Job:
Scan the lines below for the string "нормы" and report how many lines contain it, giving only the number.

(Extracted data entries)
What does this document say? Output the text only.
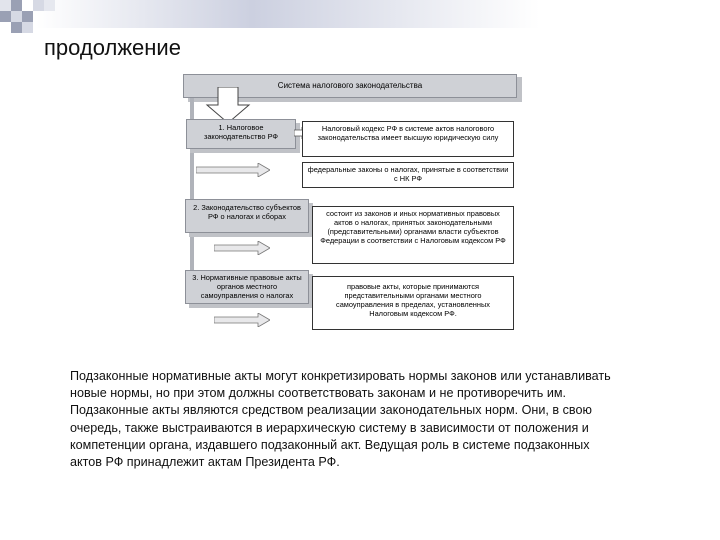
продолжение
Система налогового законодательства
1. Налоговое законодательство РФ
Налоговый кодекс РФ в системе актов налогового законодательства имеет высшую юридическую силу
федеральные законы о налогах, принятые в соответствии с НК РФ
2. Законодательство субъектов РФ о налогах и сборах	состоит из законов и иных нормативных правовых актов о налогах, принятых законодательными (представительными) органами власти субъектов Федерации в соответствии с Налоговым кодексом РФ
3. Нормативные правовые акты органов местного самоуправления о налогах
правовые акты, которые принимаются представительными органами местного самоуправления в пределах, установленных Налоговым кодексом РФ.
Подзаконные нормативные акты могут конкретизировать нормы законов или устанавливать
новые нормы, но при этом должны соответствовать законам и не противоречить им.
Подзаконные акты являются средством реализации законодательных норм. Они, в свою
очередь, также выстраиваются в иерархическую систему в зависимости от положения и
компетенции органа, издавшего подзаконный акт. Ведущая роль в системе подзаконных
актов РФ принадлежит актам Президента РФ.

The answer:
2